YOUR OBJECTIVE:
Repeat all the material exactly; pictures stay out of your copy.

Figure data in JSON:
════

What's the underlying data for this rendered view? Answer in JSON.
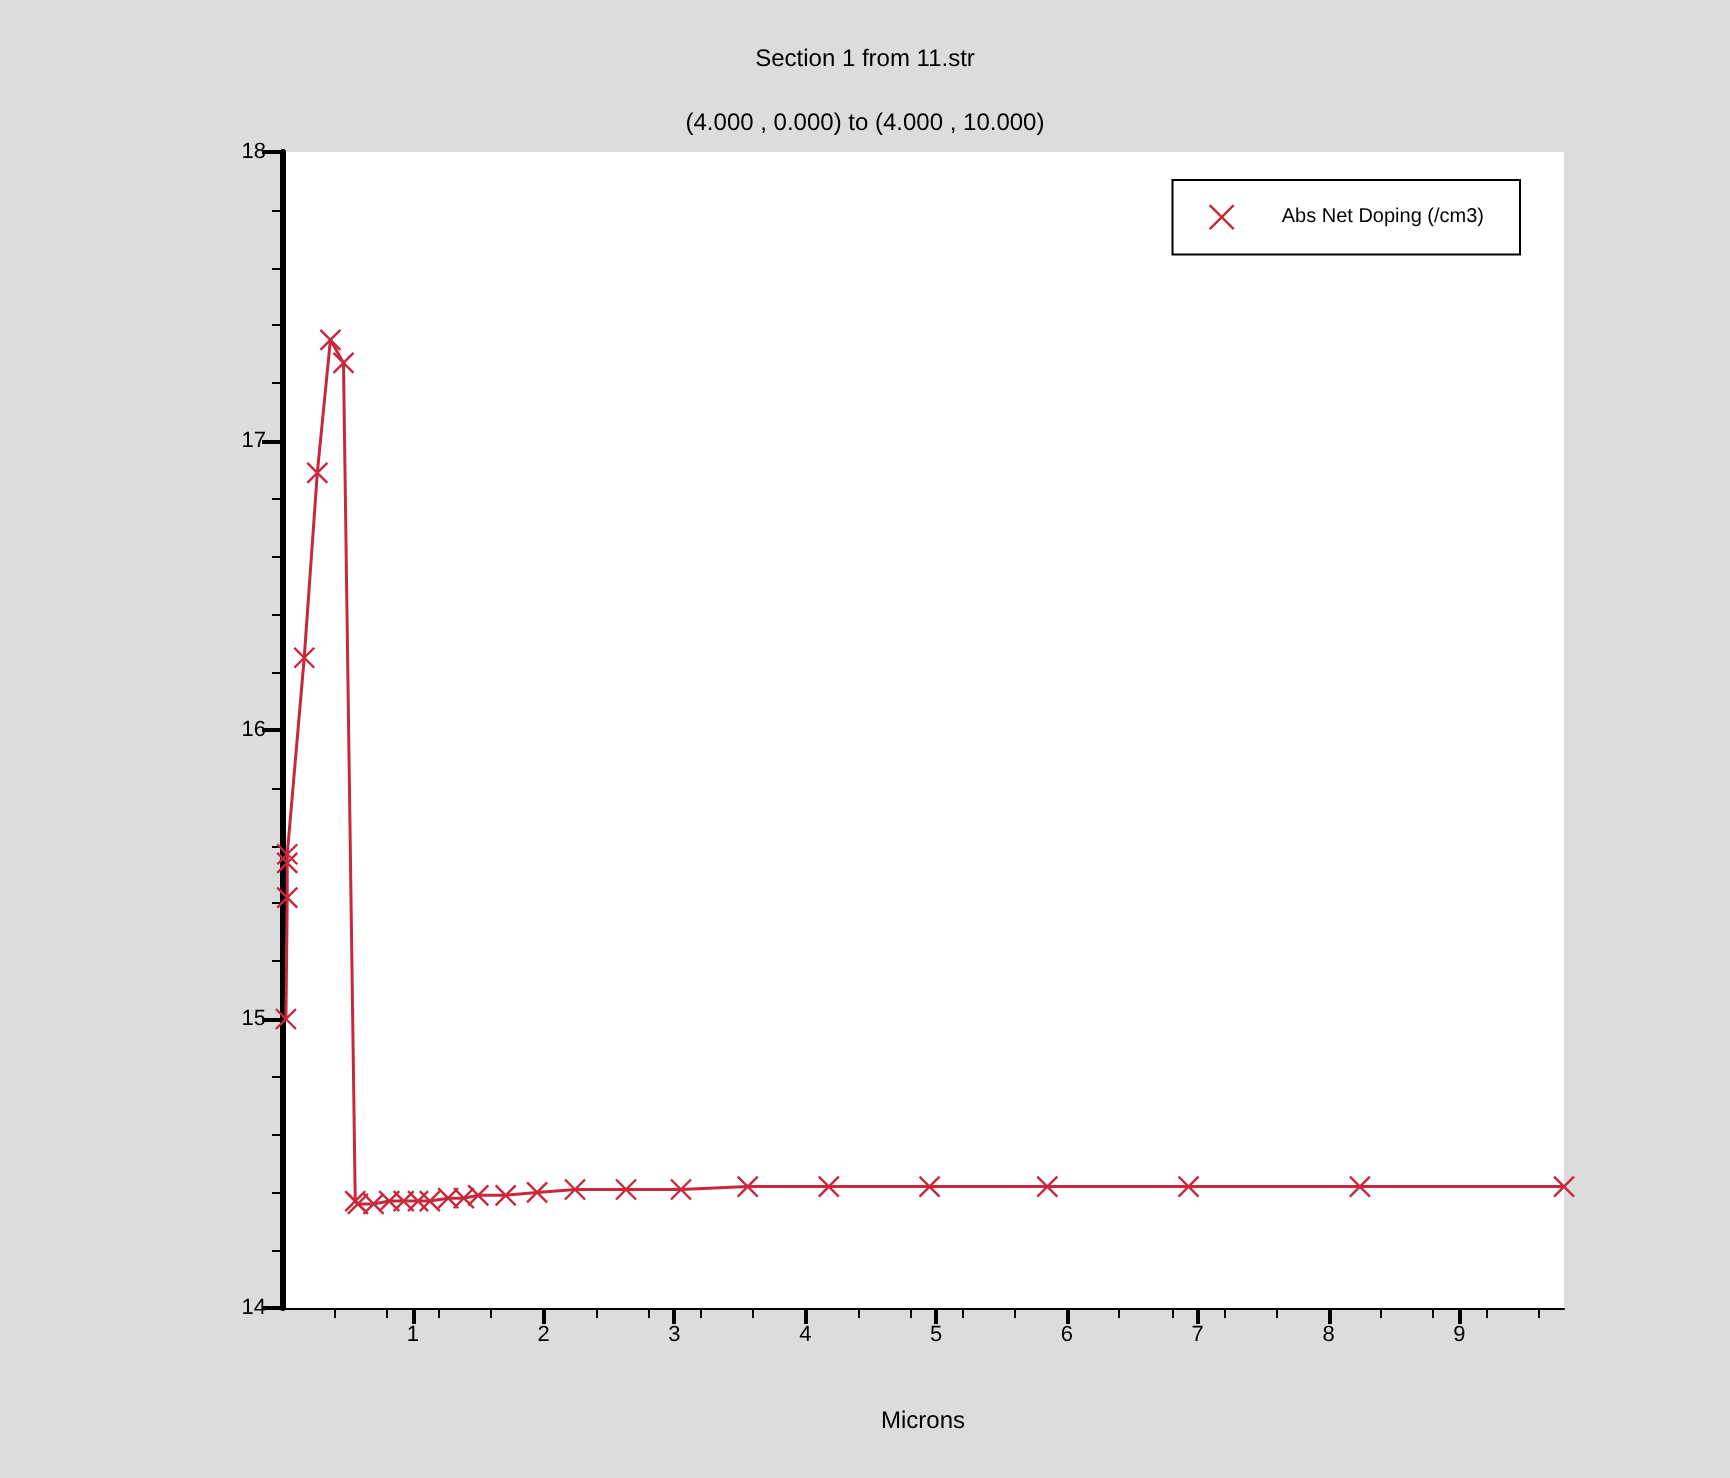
{
  "chart_data": {
    "type": "line",
    "title": "Section 1 from 11.str",
    "subtitle": "(4.000 , 0.000) to (4.000 , 10.000)",
    "xlabel": "Microns",
    "x": [
      0.03,
      0.04,
      0.04,
      0.04,
      0.17,
      0.27,
      0.37,
      0.47,
      0.56,
      0.58,
      0.7,
      0.82,
      0.93,
      1.04,
      1.13,
      1.27,
      1.39,
      1.5,
      1.71,
      1.95,
      2.24,
      2.63,
      3.05,
      3.56,
      4.18,
      4.95,
      5.85,
      6.93,
      8.24,
      9.8
    ],
    "series": [
      {
        "name": "Abs Net Doping (/cm3)",
        "color": "#c8283c",
        "values": [
          15.0,
          15.42,
          15.54,
          15.57,
          16.25,
          16.89,
          17.35,
          17.27,
          14.37,
          14.36,
          14.36,
          14.37,
          14.37,
          14.37,
          14.37,
          14.38,
          14.38,
          14.39,
          14.39,
          14.4,
          14.41,
          14.41,
          14.41,
          14.42,
          14.42,
          14.42,
          14.42,
          14.42,
          14.42,
          14.42
        ]
      }
    ],
    "xlim": [
      0,
      9.8
    ],
    "xticks": [
      1,
      2,
      3,
      4,
      5,
      6,
      7,
      8,
      9
    ],
    "ylim": [
      14,
      18
    ],
    "yticks": [
      14,
      15,
      16,
      17,
      18
    ],
    "grid": false,
    "legend": "top right",
    "marker": "cross",
    "line_style": "solid"
  }
}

════

SOLUTION TO THE EXERCISE:
What's the underlying data for this rendered view? Answer in JSON.
{
  "chart_data": {
    "type": "line",
    "title": "Section 1 from 11.str",
    "subtitle": "(4.000 , 0.000) to (4.000 , 10.000)",
    "xlabel": "Microns",
    "x": [
      0.03,
      0.04,
      0.04,
      0.04,
      0.17,
      0.27,
      0.37,
      0.47,
      0.56,
      0.58,
      0.7,
      0.82,
      0.93,
      1.04,
      1.13,
      1.27,
      1.39,
      1.5,
      1.71,
      1.95,
      2.24,
      2.63,
      3.05,
      3.56,
      4.18,
      4.95,
      5.85,
      6.93,
      8.24,
      9.8
    ],
    "series": [
      {
        "name": "Abs Net Doping (/cm3)",
        "color": "#c8283c",
        "values": [
          15.0,
          15.42,
          15.54,
          15.57,
          16.25,
          16.89,
          17.35,
          17.27,
          14.37,
          14.36,
          14.36,
          14.37,
          14.37,
          14.37,
          14.37,
          14.38,
          14.38,
          14.39,
          14.39,
          14.4,
          14.41,
          14.41,
          14.41,
          14.42,
          14.42,
          14.42,
          14.42,
          14.42,
          14.42,
          14.42
        ]
      }
    ],
    "xlim": [
      0,
      9.8
    ],
    "xticks": [
      1,
      2,
      3,
      4,
      5,
      6,
      7,
      8,
      9
    ],
    "ylim": [
      14,
      18
    ],
    "yticks": [
      14,
      15,
      16,
      17,
      18
    ],
    "grid": false,
    "legend": "top right",
    "marker": "cross",
    "line_style": "solid"
  }
}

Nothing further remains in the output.